### The task
Repeat every line exactly, keeping the pictures out of the copy.

### Records for this task
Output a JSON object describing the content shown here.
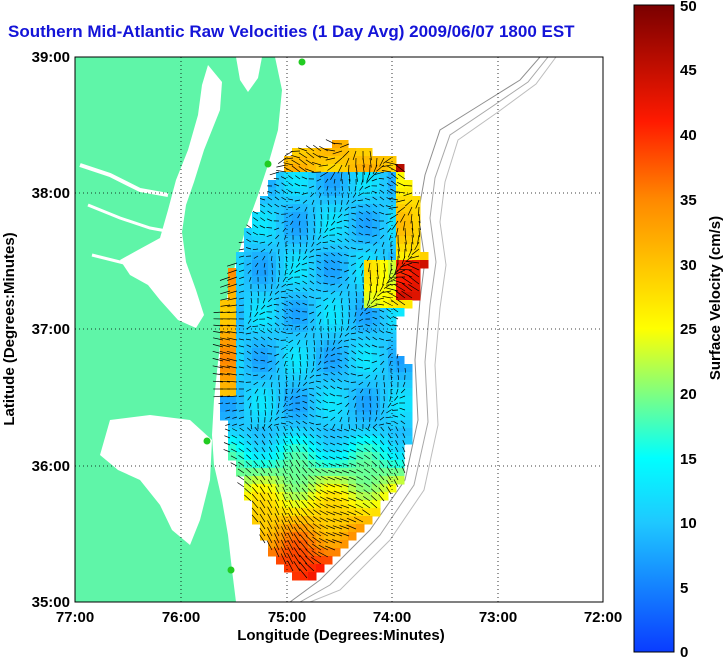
{
  "title": "Southern Mid-Atlantic Raw Velocities (1 Day Avg) 2009/06/07 1800 EST",
  "map": {
    "xlabel": "Longitude (Degrees:Minutes)",
    "ylabel": "Latitude (Degrees:Minutes)",
    "x_ticks": [
      "77:00",
      "76:00",
      "75:00",
      "74:00",
      "73:00",
      "72:00"
    ],
    "y_ticks": [
      "39:00",
      "38:00",
      "37:00",
      "36:00",
      "35:00"
    ],
    "lon_range": [
      -77,
      -72
    ],
    "lat_range": [
      35,
      39
    ],
    "grid": true
  },
  "colorbar": {
    "label": "Surface Velocity (cm/s)",
    "ticks": [
      "50",
      "45",
      "40",
      "35",
      "30",
      "25",
      "20",
      "15",
      "10",
      "5",
      "0"
    ],
    "range": [
      0,
      50
    ],
    "colors": [
      "#0000ff",
      "#00ffff",
      "#ffff00",
      "#ff0000",
      "#800000"
    ]
  },
  "colors": {
    "land": "#5ff5a8",
    "water": "#ffffff",
    "title": "#1414d8",
    "station": "#22cc22"
  }
}
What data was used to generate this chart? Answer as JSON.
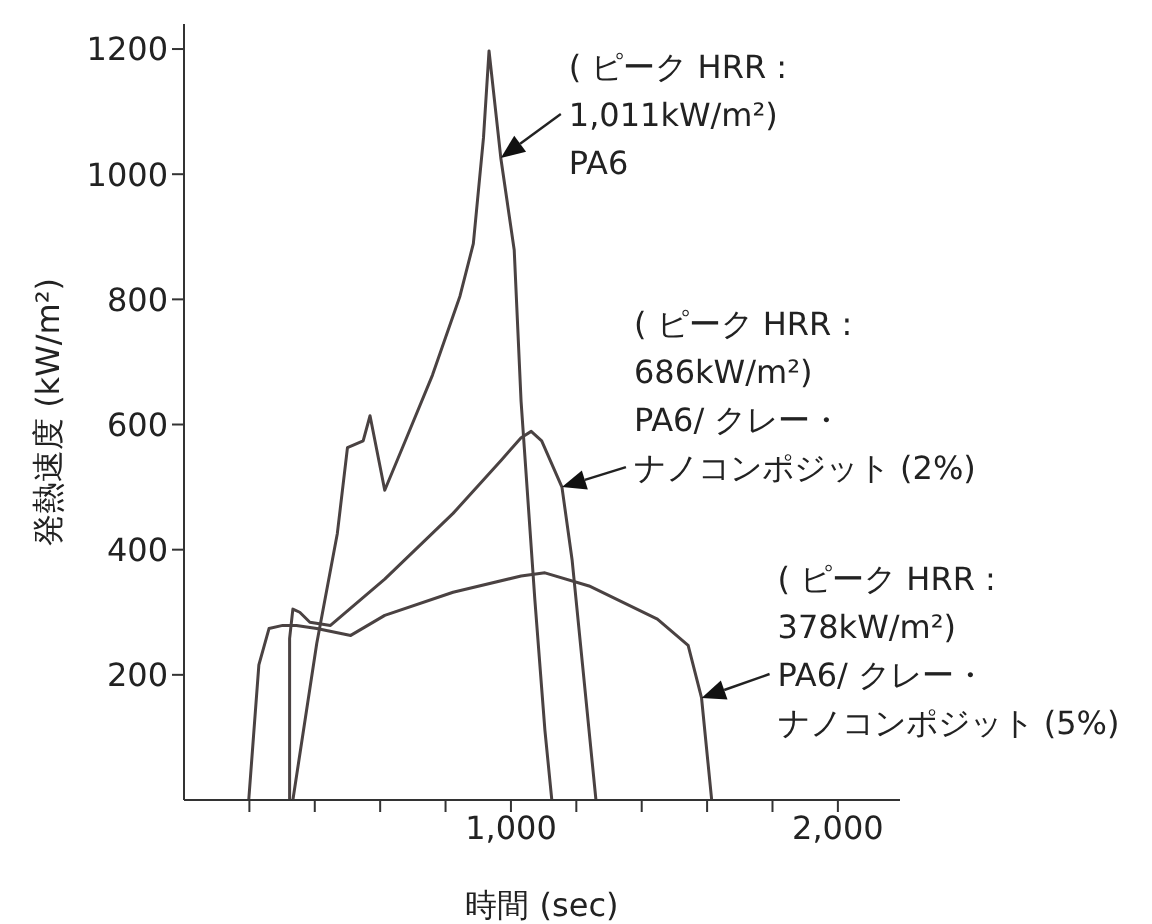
{
  "chart_data": {
    "type": "line",
    "xlabel": "時間 (sec)",
    "ylabel": "発熱速度 (kW/m²)",
    "xlim": [
      0,
      2190
    ],
    "ylim": [
      0,
      1240
    ],
    "xticks": [
      {
        "value": 200,
        "label": null
      },
      {
        "value": 400,
        "label": null
      },
      {
        "value": 600,
        "label": null
      },
      {
        "value": 800,
        "label": null
      },
      {
        "value": 1000,
        "label": "1,000"
      },
      {
        "value": 1200,
        "label": null
      },
      {
        "value": 1400,
        "label": null
      },
      {
        "value": 1600,
        "label": null
      },
      {
        "value": 1800,
        "label": null
      },
      {
        "value": 2000,
        "label": "2,000"
      }
    ],
    "yticks": [
      200,
      400,
      600,
      800,
      1000,
      1200
    ],
    "marker": "none",
    "series": [
      {
        "color": "#4a4242",
        "x": [
          333,
          406,
          469,
          500,
          548,
          569,
          614,
          677,
          760,
          844,
          885,
          916,
          933,
          969,
          1010,
          1031,
          1073,
          1104,
          1125
        ],
        "values": [
          0,
          250,
          426,
          563,
          574,
          614,
          495,
          574,
          679,
          805,
          889,
          1058,
          1197,
          1026,
          879,
          637,
          321,
          111,
          0
        ]
      },
      {
        "color": "#4a4242",
        "x": [
          323,
          323,
          333,
          354,
          385,
          448,
          614,
          823,
          969,
          1031,
          1062,
          1094,
          1156,
          1187,
          1219,
          1260
        ],
        "values": [
          0,
          258,
          305,
          300,
          284,
          279,
          353,
          458,
          542,
          579,
          589,
          574,
          500,
          384,
          216,
          0
        ]
      },
      {
        "color": "#4a4242",
        "x": [
          198,
          229,
          260,
          302,
          344,
          406,
          510,
          614,
          823,
          1031,
          1104,
          1239,
          1448,
          1542,
          1583,
          1614
        ],
        "values": [
          0,
          216,
          274,
          279,
          279,
          274,
          263,
          295,
          332,
          358,
          363,
          342,
          289,
          247,
          163,
          0
        ]
      }
    ],
    "annotations": [
      {
        "text": "( ピーク HRR :\n1,011kW/m²)\nPA6",
        "x": 969,
        "y": 1026
      },
      {
        "text": "( ピーク HRR :\n686kW/m²)\nPA6/ クレー・ナノコンポジット (2%)",
        "x": 1156,
        "y": 500
      },
      {
        "text": "( ピーク HRR :\n378kW/m²)\nPA6/ クレー・ナノコンポジット (5%)",
        "x": 1583,
        "y": 163
      }
    ]
  }
}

### Response
Output a JSON object describing the content shown here.
{
  "title": "Southern Mid-Atlantic Raw Velocities (1 Day Avg) 2009/06/07 1800 EST",
  "map": {
    "xlabel": "Longitude (Degrees:Minutes)",
    "ylabel": "Latitude (Degrees:Minutes)",
    "x_ticks": [
      "77:00",
      "76:00",
      "75:00",
      "74:00",
      "73:00",
      "72:00"
    ],
    "y_ticks": [
      "39:00",
      "38:00",
      "37:00",
      "36:00",
      "35:00"
    ],
    "lon_range": [
      -77,
      -72
    ],
    "lat_range": [
      35,
      39
    ],
    "grid": true
  },
  "colorbar": {
    "label": "Surface Velocity (cm/s)",
    "ticks": [
      "50",
      "45",
      "40",
      "35",
      "30",
      "25",
      "20",
      "15",
      "10",
      "5",
      "0"
    ],
    "range": [
      0,
      50
    ],
    "colors": [
      "#0000ff",
      "#00ffff",
      "#ffff00",
      "#ff0000",
      "#800000"
    ]
  },
  "colors": {
    "land": "#5ff5a8",
    "water": "#ffffff",
    "title": "#1414d8",
    "station": "#22cc22"
  }
}
What data was used to generate this chart? Answer as JSON.
{
  "chart_data": {
    "type": "line",
    "xlabel": "時間 (sec)",
    "ylabel": "発熱速度 (kW/m²)",
    "xlim": [
      0,
      2190
    ],
    "ylim": [
      0,
      1240
    ],
    "xticks": [
      {
        "value": 200,
        "label": null
      },
      {
        "value": 400,
        "label": null
      },
      {
        "value": 600,
        "label": null
      },
      {
        "value": 800,
        "label": null
      },
      {
        "value": 1000,
        "label": "1,000"
      },
      {
        "value": 1200,
        "label": null
      },
      {
        "value": 1400,
        "label": null
      },
      {
        "value": 1600,
        "label": null
      },
      {
        "value": 1800,
        "label": null
      },
      {
        "value": 2000,
        "label": "2,000"
      }
    ],
    "yticks": [
      200,
      400,
      600,
      800,
      1000,
      1200
    ],
    "marker": "none",
    "series": [
      {
        "color": "#4a4242",
        "x": [
          333,
          406,
          469,
          500,
          548,
          569,
          614,
          677,
          760,
          844,
          885,
          916,
          933,
          969,
          1010,
          1031,
          1073,
          1104,
          1125
        ],
        "values": [
          0,
          250,
          426,
          563,
          574,
          614,
          495,
          574,
          679,
          805,
          889,
          1058,
          1197,
          1026,
          879,
          637,
          321,
          111,
          0
        ]
      },
      {
        "color": "#4a4242",
        "x": [
          323,
          323,
          333,
          354,
          385,
          448,
          614,
          823,
          969,
          1031,
          1062,
          1094,
          1156,
          1187,
          1219,
          1260
        ],
        "values": [
          0,
          258,
          305,
          300,
          284,
          279,
          353,
          458,
          542,
          579,
          589,
          574,
          500,
          384,
          216,
          0
        ]
      },
      {
        "color": "#4a4242",
        "x": [
          198,
          229,
          260,
          302,
          344,
          406,
          510,
          614,
          823,
          1031,
          1104,
          1239,
          1448,
          1542,
          1583,
          1614
        ],
        "values": [
          0,
          216,
          274,
          279,
          279,
          274,
          263,
          295,
          332,
          358,
          363,
          342,
          289,
          247,
          163,
          0
        ]
      }
    ],
    "annotations": [
      {
        "text": "( ピーク HRR :\n1,011kW/m²)\nPA6",
        "x": 969,
        "y": 1026
      },
      {
        "text": "( ピーク HRR :\n686kW/m²)\nPA6/ クレー・ナノコンポジット (2%)",
        "x": 1156,
        "y": 500
      },
      {
        "text": "( ピーク HRR :\n378kW/m²)\nPA6/ クレー・ナノコンポジット (5%)",
        "x": 1583,
        "y": 163
      }
    ]
  }
}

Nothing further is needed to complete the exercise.